### Given problem
Transcribe the whole listing without a single picture.

— BEGIN —

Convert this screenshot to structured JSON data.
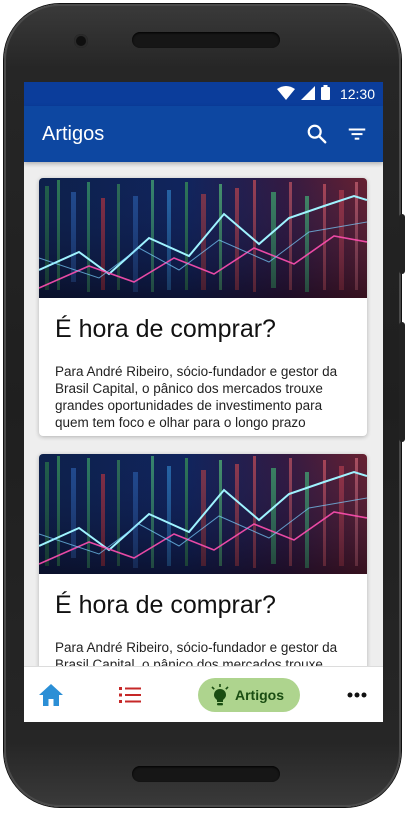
{
  "status_bar": {
    "time": "12:30"
  },
  "app_bar": {
    "title": "Artigos"
  },
  "articles": [
    {
      "title": "É hora de comprar?",
      "summary": "Para André Ribeiro, sócio-fundador e gestor da Brasil Capital, o pânico dos mercados trouxe grandes oportunidades de investimento para quem tem foco e olhar para o longo prazo"
    },
    {
      "title": "É hora de comprar?",
      "summary": "Para André Ribeiro, sócio-fundador e gestor da Brasil Capital, o pânico dos mercados trouxe grandes oportunidades de investimento para quem tem foco e olhar para o longo prazo"
    }
  ],
  "bottom_nav": {
    "active_label": "Artigos",
    "items": [
      "home-icon",
      "list-icon",
      "lightbulb-icon",
      "more-icon"
    ]
  },
  "colors": {
    "app_bar": "#0d47a1",
    "status_bar": "#0b3d9b",
    "active_pill": "#aed48e",
    "home_icon": "#2b8fd6",
    "list_icon": "#c62828"
  }
}
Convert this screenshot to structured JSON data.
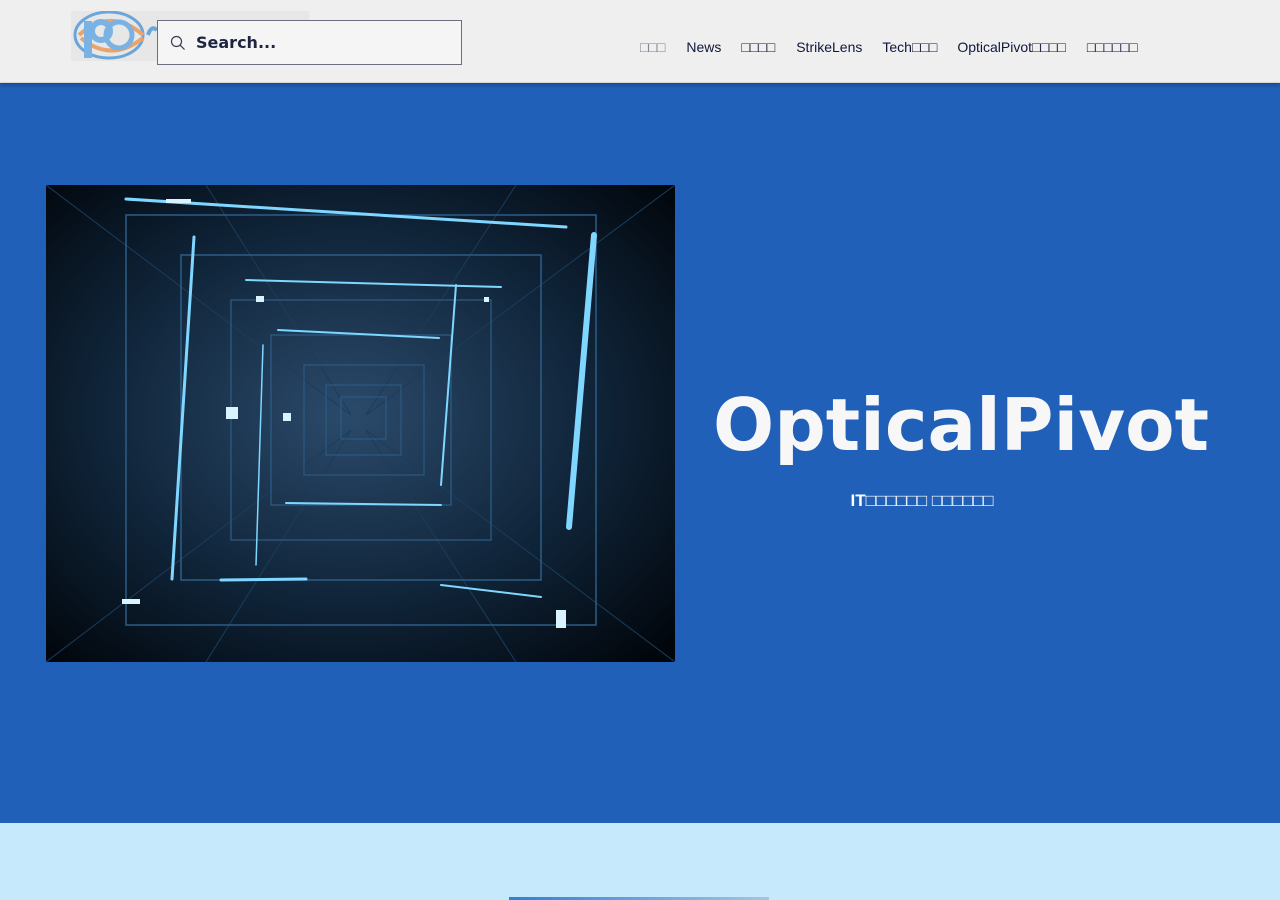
{
  "header": {
    "logo_icon": "op-eye-logo",
    "search": {
      "placeholder": "Search...",
      "value": "",
      "icon": "search-icon"
    },
    "nav": [
      {
        "label": "□□□",
        "color": "#7a7f91"
      },
      {
        "label": "News",
        "color": "#10173a"
      },
      {
        "label": "□□□□",
        "color": "#10173a"
      },
      {
        "label": "StrikeLens",
        "color": "#10173a"
      },
      {
        "label": "Tech□□□",
        "color": "#10173a"
      },
      {
        "label": "OpticalPivot□□□□",
        "color": "#10173a"
      },
      {
        "label": "□□□□□□",
        "color": "#10173a"
      }
    ]
  },
  "hero": {
    "title": "OpticalPivot",
    "subtitle": "IT□□□□□□ □□□□□□",
    "background": "#2060b8",
    "image": "digital-tunnel-image"
  },
  "colors": {
    "header_bg": "#efefef",
    "hero_bg": "#2060b8",
    "page_bg": "#c6e9fb",
    "accent": "#2f7fd6"
  }
}
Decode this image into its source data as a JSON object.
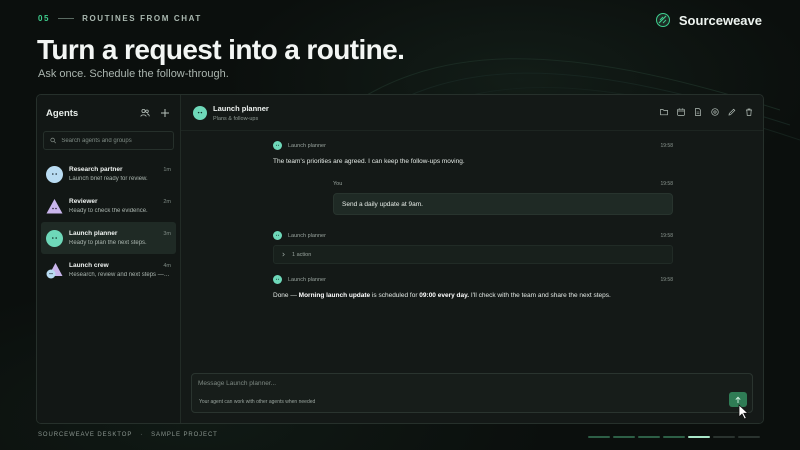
{
  "header": {
    "step_number": "05",
    "kicker": "ROUTINES FROM CHAT",
    "brand": "Sourceweave",
    "title": "Turn a request into a routine.",
    "subtitle": "Ask once. Schedule the follow-through."
  },
  "sidebar": {
    "title": "Agents",
    "search_placeholder": "Search agents and groups",
    "agents": [
      {
        "name": "Research partner",
        "time": "1m",
        "snippet": "Launch brief ready for review.",
        "shape": "circle",
        "color": "#b9dcf2"
      },
      {
        "name": "Reviewer",
        "time": "2m",
        "snippet": "Ready to check the evidence.",
        "shape": "triangle",
        "color": "#c9b5ec"
      },
      {
        "name": "Launch planner",
        "time": "3m",
        "snippet": "Ready to plan the next steps.",
        "shape": "circle",
        "color": "#6ed8b9",
        "active": true
      },
      {
        "name": "Launch crew",
        "time": "4m",
        "snippet": "Research, review and next steps — t…",
        "shape": "group",
        "color": "#c9b5ec"
      }
    ]
  },
  "chat": {
    "title": "Launch planner",
    "subtitle": "Plans & follow-ups",
    "messages": {
      "m1": {
        "author": "Launch planner",
        "time": "19:58",
        "text": "The team's priorities are agreed. I can keep the follow-ups moving."
      },
      "m2": {
        "author": "You",
        "time": "19:58",
        "text": "Send a daily update at 9am."
      },
      "m3": {
        "author": "Launch planner",
        "time": "19:58",
        "action": "1 action"
      },
      "m4": {
        "author": "Launch planner",
        "time": "19:58",
        "text_pre": "Done — ",
        "text_bold1": "Morning launch update",
        "text_mid": " is scheduled for ",
        "text_bold2": "09:00 every day.",
        "text_post": " I'll check with the team and share the next steps."
      }
    },
    "composer": {
      "placeholder": "Message Launch planner...",
      "hint": "Your agent can work with other agents when needed"
    }
  },
  "footer": {
    "app": "SOURCEWEAVE DESKTOP",
    "separator": "·",
    "project": "SAMPLE PROJECT"
  },
  "progress": {
    "total": 7,
    "current": 5
  },
  "colors": {
    "accent": "#3ecf8e",
    "background": "#0b0f0d",
    "send_button": "#2f7c55"
  }
}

— END —

### Solution for this task
Convert this screenshot to structured JSON data.
{
  "status_bar": {
    "time": "12:30"
  },
  "app_bar": {
    "title": "Artigos"
  },
  "articles": [
    {
      "title": "É hora de comprar?",
      "summary": "Para André Ribeiro, sócio-fundador e gestor da Brasil Capital, o pânico dos mercados trouxe grandes oportunidades de investimento para quem tem foco e olhar para o longo prazo"
    },
    {
      "title": "É hora de comprar?",
      "summary": "Para André Ribeiro, sócio-fundador e gestor da Brasil Capital, o pânico dos mercados trouxe grandes oportunidades de investimento para quem tem foco e olhar para o longo prazo"
    }
  ],
  "bottom_nav": {
    "active_label": "Artigos",
    "items": [
      "home-icon",
      "list-icon",
      "lightbulb-icon",
      "more-icon"
    ]
  },
  "colors": {
    "app_bar": "#0d47a1",
    "status_bar": "#0b3d9b",
    "active_pill": "#aed48e",
    "home_icon": "#2b8fd6",
    "list_icon": "#c62828"
  }
}
Convert this screenshot to structured JSON data.
{
  "header": {
    "logo_icon": "op-eye-logo",
    "search": {
      "placeholder": "Search...",
      "value": "",
      "icon": "search-icon"
    },
    "nav": [
      {
        "label": "□□□",
        "color": "#7a7f91"
      },
      {
        "label": "News",
        "color": "#10173a"
      },
      {
        "label": "□□□□",
        "color": "#10173a"
      },
      {
        "label": "StrikeLens",
        "color": "#10173a"
      },
      {
        "label": "Tech□□□",
        "color": "#10173a"
      },
      {
        "label": "OpticalPivot□□□□",
        "color": "#10173a"
      },
      {
        "label": "□□□□□□",
        "color": "#10173a"
      }
    ]
  },
  "hero": {
    "title": "OpticalPivot",
    "subtitle": "IT□□□□□□ □□□□□□",
    "background": "#2060b8",
    "image": "digital-tunnel-image"
  },
  "colors": {
    "header_bg": "#efefef",
    "hero_bg": "#2060b8",
    "page_bg": "#c6e9fb",
    "accent": "#2f7fd6"
  }
}
Decode this image into its source data as a JSON object.
{
  "header": {
    "step_number": "05",
    "kicker": "ROUTINES FROM CHAT",
    "brand": "Sourceweave",
    "title": "Turn a request into a routine.",
    "subtitle": "Ask once. Schedule the follow-through."
  },
  "sidebar": {
    "title": "Agents",
    "search_placeholder": "Search agents and groups",
    "agents": [
      {
        "name": "Research partner",
        "time": "1m",
        "snippet": "Launch brief ready for review.",
        "shape": "circle",
        "color": "#b9dcf2"
      },
      {
        "name": "Reviewer",
        "time": "2m",
        "snippet": "Ready to check the evidence.",
        "shape": "triangle",
        "color": "#c9b5ec"
      },
      {
        "name": "Launch planner",
        "time": "3m",
        "snippet": "Ready to plan the next steps.",
        "shape": "circle",
        "color": "#6ed8b9",
        "active": true
      },
      {
        "name": "Launch crew",
        "time": "4m",
        "snippet": "Research, review and next steps — t…",
        "shape": "group",
        "color": "#c9b5ec"
      }
    ]
  },
  "chat": {
    "title": "Launch planner",
    "subtitle": "Plans & follow-ups",
    "messages": {
      "m1": {
        "author": "Launch planner",
        "time": "19:58",
        "text": "The team's priorities are agreed. I can keep the follow-ups moving."
      },
      "m2": {
        "author": "You",
        "time": "19:58",
        "text": "Send a daily update at 9am."
      },
      "m3": {
        "author": "Launch planner",
        "time": "19:58",
        "action": "1 action"
      },
      "m4": {
        "author": "Launch planner",
        "time": "19:58",
        "text_pre": "Done — ",
        "text_bold1": "Morning launch update",
        "text_mid": " is scheduled for ",
        "text_bold2": "09:00 every day.",
        "text_post": " I'll check with the team and share the next steps."
      }
    },
    "composer": {
      "placeholder": "Message Launch planner...",
      "hint": "Your agent can work with other agents when needed"
    }
  },
  "footer": {
    "app": "SOURCEWEAVE DESKTOP",
    "separator": "·",
    "project": "SAMPLE PROJECT"
  },
  "progress": {
    "total": 7,
    "current": 5
  },
  "colors": {
    "accent": "#3ecf8e",
    "background": "#0b0f0d",
    "send_button": "#2f7c55"
  }
}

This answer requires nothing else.